Requirement. Can you copy every line of the material below, character for character, without changing anything?

Record extracts.
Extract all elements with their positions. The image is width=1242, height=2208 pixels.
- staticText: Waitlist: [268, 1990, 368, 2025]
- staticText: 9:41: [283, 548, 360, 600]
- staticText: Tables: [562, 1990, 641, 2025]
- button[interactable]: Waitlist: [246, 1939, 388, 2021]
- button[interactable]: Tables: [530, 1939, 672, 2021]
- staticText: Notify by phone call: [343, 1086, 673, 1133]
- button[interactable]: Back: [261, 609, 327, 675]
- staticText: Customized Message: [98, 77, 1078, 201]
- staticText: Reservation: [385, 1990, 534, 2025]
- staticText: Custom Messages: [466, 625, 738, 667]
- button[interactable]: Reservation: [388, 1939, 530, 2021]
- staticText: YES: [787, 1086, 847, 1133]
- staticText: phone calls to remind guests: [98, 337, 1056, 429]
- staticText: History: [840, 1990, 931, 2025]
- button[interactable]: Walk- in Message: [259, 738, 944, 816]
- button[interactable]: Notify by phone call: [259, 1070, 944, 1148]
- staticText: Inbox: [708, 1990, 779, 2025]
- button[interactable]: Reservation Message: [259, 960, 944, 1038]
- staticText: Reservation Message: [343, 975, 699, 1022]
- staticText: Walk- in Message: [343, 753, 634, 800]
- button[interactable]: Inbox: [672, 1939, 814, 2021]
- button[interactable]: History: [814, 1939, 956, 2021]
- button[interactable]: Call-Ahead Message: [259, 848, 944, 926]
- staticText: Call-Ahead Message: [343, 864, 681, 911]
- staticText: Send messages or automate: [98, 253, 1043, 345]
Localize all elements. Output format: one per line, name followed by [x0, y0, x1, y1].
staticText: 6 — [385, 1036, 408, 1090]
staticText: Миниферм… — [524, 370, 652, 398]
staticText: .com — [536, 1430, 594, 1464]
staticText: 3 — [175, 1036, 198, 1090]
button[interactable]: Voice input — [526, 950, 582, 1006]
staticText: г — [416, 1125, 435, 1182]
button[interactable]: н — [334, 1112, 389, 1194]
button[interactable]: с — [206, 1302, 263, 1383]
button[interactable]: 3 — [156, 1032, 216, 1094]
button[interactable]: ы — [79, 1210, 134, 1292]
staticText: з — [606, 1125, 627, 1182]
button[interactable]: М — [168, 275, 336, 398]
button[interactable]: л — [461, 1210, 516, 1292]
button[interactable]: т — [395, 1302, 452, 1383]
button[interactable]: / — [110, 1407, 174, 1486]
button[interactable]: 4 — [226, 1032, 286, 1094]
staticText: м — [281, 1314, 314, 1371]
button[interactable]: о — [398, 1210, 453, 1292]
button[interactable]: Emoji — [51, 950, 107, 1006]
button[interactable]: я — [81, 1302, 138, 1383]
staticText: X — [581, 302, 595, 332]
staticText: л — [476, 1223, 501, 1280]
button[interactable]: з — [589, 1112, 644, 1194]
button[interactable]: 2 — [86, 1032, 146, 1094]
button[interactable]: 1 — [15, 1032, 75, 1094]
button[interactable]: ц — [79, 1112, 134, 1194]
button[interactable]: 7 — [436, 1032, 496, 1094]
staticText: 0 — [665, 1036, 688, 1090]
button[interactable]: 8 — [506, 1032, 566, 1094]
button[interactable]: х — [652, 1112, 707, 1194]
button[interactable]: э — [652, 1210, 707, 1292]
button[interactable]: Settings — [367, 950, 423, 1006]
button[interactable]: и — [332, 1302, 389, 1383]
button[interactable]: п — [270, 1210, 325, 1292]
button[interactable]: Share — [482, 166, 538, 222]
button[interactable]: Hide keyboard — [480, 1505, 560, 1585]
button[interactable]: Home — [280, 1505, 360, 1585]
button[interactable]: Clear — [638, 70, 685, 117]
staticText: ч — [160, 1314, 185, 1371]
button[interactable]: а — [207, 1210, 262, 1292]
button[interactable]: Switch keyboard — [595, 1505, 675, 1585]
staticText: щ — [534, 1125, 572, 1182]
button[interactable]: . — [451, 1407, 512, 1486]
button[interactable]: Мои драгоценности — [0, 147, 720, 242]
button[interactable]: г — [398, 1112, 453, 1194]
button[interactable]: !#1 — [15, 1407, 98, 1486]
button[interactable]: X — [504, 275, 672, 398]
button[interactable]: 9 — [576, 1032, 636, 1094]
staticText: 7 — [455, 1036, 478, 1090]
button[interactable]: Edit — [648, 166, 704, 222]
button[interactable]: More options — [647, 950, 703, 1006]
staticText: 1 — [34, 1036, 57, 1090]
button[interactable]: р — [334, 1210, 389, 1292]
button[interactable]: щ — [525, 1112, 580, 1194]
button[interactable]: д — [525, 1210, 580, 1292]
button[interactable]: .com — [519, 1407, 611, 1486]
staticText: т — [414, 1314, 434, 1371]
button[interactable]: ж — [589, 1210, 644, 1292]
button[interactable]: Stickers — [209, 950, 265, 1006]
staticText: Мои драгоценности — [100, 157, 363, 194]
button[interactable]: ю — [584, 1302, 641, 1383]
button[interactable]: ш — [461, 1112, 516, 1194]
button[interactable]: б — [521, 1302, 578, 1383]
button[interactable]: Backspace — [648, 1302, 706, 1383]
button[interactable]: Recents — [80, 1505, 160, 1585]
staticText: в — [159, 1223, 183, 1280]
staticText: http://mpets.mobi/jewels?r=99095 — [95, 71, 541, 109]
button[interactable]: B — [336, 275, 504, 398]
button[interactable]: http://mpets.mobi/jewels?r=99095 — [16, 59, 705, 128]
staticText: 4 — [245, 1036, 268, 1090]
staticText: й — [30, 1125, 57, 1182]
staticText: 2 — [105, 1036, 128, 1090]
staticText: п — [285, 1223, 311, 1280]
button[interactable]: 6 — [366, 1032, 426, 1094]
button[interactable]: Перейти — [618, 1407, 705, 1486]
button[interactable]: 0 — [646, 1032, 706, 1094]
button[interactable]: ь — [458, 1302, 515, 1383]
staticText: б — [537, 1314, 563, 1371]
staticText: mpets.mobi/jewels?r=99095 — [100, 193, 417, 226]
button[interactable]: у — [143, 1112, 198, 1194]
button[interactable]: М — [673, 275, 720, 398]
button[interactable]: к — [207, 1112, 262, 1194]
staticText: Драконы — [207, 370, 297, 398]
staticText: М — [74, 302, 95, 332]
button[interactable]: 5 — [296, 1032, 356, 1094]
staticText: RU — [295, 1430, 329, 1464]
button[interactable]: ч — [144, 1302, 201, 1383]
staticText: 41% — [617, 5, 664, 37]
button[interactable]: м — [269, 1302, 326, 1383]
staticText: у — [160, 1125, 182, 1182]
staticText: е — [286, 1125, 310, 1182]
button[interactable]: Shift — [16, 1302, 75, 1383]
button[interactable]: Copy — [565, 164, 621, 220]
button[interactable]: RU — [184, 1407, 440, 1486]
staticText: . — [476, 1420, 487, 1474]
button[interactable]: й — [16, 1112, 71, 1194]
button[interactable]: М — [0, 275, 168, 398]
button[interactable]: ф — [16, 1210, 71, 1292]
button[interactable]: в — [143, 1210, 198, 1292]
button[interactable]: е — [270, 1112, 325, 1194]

Written solution.
Extract all elements with their positions. The image is width=1242, height=2208 pixels.
- staticText: Waitlist: [268, 1990, 368, 2025]
- staticText: 9:41: [283, 548, 360, 600]
- staticText: Tables: [562, 1990, 641, 2025]
- button[interactable]: Waitlist: [246, 1939, 388, 2021]
- button[interactable]: Tables: [530, 1939, 672, 2021]
- staticText: Notify by phone call: [343, 1086, 673, 1133]
- button[interactable]: Back: [261, 609, 327, 675]
- staticText: Customized Message: [98, 77, 1078, 201]
- staticText: Reservation: [385, 1990, 534, 2025]
- staticText: Custom Messages: [466, 625, 738, 667]
- button[interactable]: Reservation: [388, 1939, 530, 2021]
- staticText: YES: [787, 1086, 847, 1133]
- staticText: phone calls to remind guests: [98, 337, 1056, 429]
- staticText: History: [840, 1990, 931, 2025]
- button[interactable]: Walk- in Message: [259, 738, 944, 816]
- button[interactable]: Notify by phone call: [259, 1070, 944, 1148]
- staticText: Inbox: [708, 1990, 779, 2025]
- button[interactable]: Reservation Message: [259, 960, 944, 1038]
- staticText: Reservation Message: [343, 975, 699, 1022]
- staticText: Walk- in Message: [343, 753, 634, 800]
- button[interactable]: Inbox: [672, 1939, 814, 2021]
- button[interactable]: History: [814, 1939, 956, 2021]
- button[interactable]: Call-Ahead Message: [259, 848, 944, 926]
- staticText: Call-Ahead Message: [343, 864, 681, 911]
- staticText: Send messages or automate: [98, 253, 1043, 345]
Localize all elements. Output format: one per line, name followed by [x0, y0, x1, y1].
staticText: 6 — [385, 1036, 408, 1090]
staticText: Миниферм… — [524, 370, 652, 398]
staticText: .com — [536, 1430, 594, 1464]
staticText: 3 — [175, 1036, 198, 1090]
button[interactable]: Voice input — [526, 950, 582, 1006]
staticText: г — [416, 1125, 435, 1182]
button[interactable]: н — [334, 1112, 389, 1194]
button[interactable]: с — [206, 1302, 263, 1383]
button[interactable]: 3 — [156, 1032, 216, 1094]
button[interactable]: ы — [79, 1210, 134, 1292]
staticText: з — [606, 1125, 627, 1182]
button[interactable]: М — [168, 275, 336, 398]
button[interactable]: л — [461, 1210, 516, 1292]
button[interactable]: т — [395, 1302, 452, 1383]
button[interactable]: / — [110, 1407, 174, 1486]
button[interactable]: 4 — [226, 1032, 286, 1094]
staticText: м — [281, 1314, 314, 1371]
button[interactable]: о — [398, 1210, 453, 1292]
button[interactable]: Emoji — [51, 950, 107, 1006]
button[interactable]: я — [81, 1302, 138, 1383]
staticText: X — [581, 302, 595, 332]
staticText: л — [476, 1223, 501, 1280]
button[interactable]: з — [589, 1112, 644, 1194]
button[interactable]: 2 — [86, 1032, 146, 1094]
button[interactable]: 1 — [15, 1032, 75, 1094]
button[interactable]: ц — [79, 1112, 134, 1194]
button[interactable]: 7 — [436, 1032, 496, 1094]
staticText: 0 — [665, 1036, 688, 1090]
button[interactable]: 8 — [506, 1032, 566, 1094]
button[interactable]: х — [652, 1112, 707, 1194]
button[interactable]: э — [652, 1210, 707, 1292]
button[interactable]: Settings — [367, 950, 423, 1006]
button[interactable]: и — [332, 1302, 389, 1383]
button[interactable]: п — [270, 1210, 325, 1292]
button[interactable]: Share — [482, 166, 538, 222]
button[interactable]: Hide keyboard — [480, 1505, 560, 1585]
button[interactable]: Home — [280, 1505, 360, 1585]
button[interactable]: Clear — [638, 70, 685, 117]
staticText: ч — [160, 1314, 185, 1371]
button[interactable]: а — [207, 1210, 262, 1292]
button[interactable]: Switch keyboard — [595, 1505, 675, 1585]
staticText: щ — [534, 1125, 572, 1182]
button[interactable]: . — [451, 1407, 512, 1486]
button[interactable]: Мои драгоценности — [0, 147, 720, 242]
button[interactable]: г — [398, 1112, 453, 1194]
button[interactable]: !#1 — [15, 1407, 98, 1486]
button[interactable]: X — [504, 275, 672, 398]
button[interactable]: 9 — [576, 1032, 636, 1094]
staticText: 7 — [455, 1036, 478, 1090]
button[interactable]: Edit — [648, 166, 704, 222]
button[interactable]: More options — [647, 950, 703, 1006]
staticText: 1 — [34, 1036, 57, 1090]
button[interactable]: р — [334, 1210, 389, 1292]
button[interactable]: щ — [525, 1112, 580, 1194]
button[interactable]: д — [525, 1210, 580, 1292]
button[interactable]: .com — [519, 1407, 611, 1486]
staticText: т — [414, 1314, 434, 1371]
button[interactable]: ж — [589, 1210, 644, 1292]
button[interactable]: Stickers — [209, 950, 265, 1006]
staticText: Мои драгоценности — [100, 157, 363, 194]
button[interactable]: ю — [584, 1302, 641, 1383]
button[interactable]: ш — [461, 1112, 516, 1194]
button[interactable]: б — [521, 1302, 578, 1383]
button[interactable]: Backspace — [648, 1302, 706, 1383]
button[interactable]: Recents — [80, 1505, 160, 1585]
staticText: в — [159, 1223, 183, 1280]
staticText: http://mpets.mobi/jewels?r=99095 — [95, 71, 541, 109]
button[interactable]: B — [336, 275, 504, 398]
button[interactable]: http://mpets.mobi/jewels?r=99095 — [16, 59, 705, 128]
staticText: 4 — [245, 1036, 268, 1090]
staticText: й — [30, 1125, 57, 1182]
staticText: 2 — [105, 1036, 128, 1090]
staticText: п — [285, 1223, 311, 1280]
button[interactable]: 6 — [366, 1032, 426, 1094]
button[interactable]: Перейти — [618, 1407, 705, 1486]
button[interactable]: 0 — [646, 1032, 706, 1094]
button[interactable]: ь — [458, 1302, 515, 1383]
staticText: б — [537, 1314, 563, 1371]
staticText: mpets.mobi/jewels?r=99095 — [100, 193, 417, 226]
button[interactable]: у — [143, 1112, 198, 1194]
button[interactable]: М — [673, 275, 720, 398]
button[interactable]: к — [207, 1112, 262, 1194]
staticText: Драконы — [207, 370, 297, 398]
staticText: М — [74, 302, 95, 332]
button[interactable]: 5 — [296, 1032, 356, 1094]
staticText: RU — [295, 1430, 329, 1464]
button[interactable]: ч — [144, 1302, 201, 1383]
staticText: 41% — [617, 5, 664, 37]
button[interactable]: м — [269, 1302, 326, 1383]
staticText: у — [160, 1125, 182, 1182]
staticText: е — [286, 1125, 310, 1182]
button[interactable]: Shift — [16, 1302, 75, 1383]
button[interactable]: Copy — [565, 164, 621, 220]
button[interactable]: RU — [184, 1407, 440, 1486]
staticText: . — [476, 1420, 487, 1474]
button[interactable]: й — [16, 1112, 71, 1194]
button[interactable]: М — [0, 275, 168, 398]
button[interactable]: ф — [16, 1210, 71, 1292]
button[interactable]: в — [143, 1210, 198, 1292]
button[interactable]: е — [270, 1112, 325, 1194]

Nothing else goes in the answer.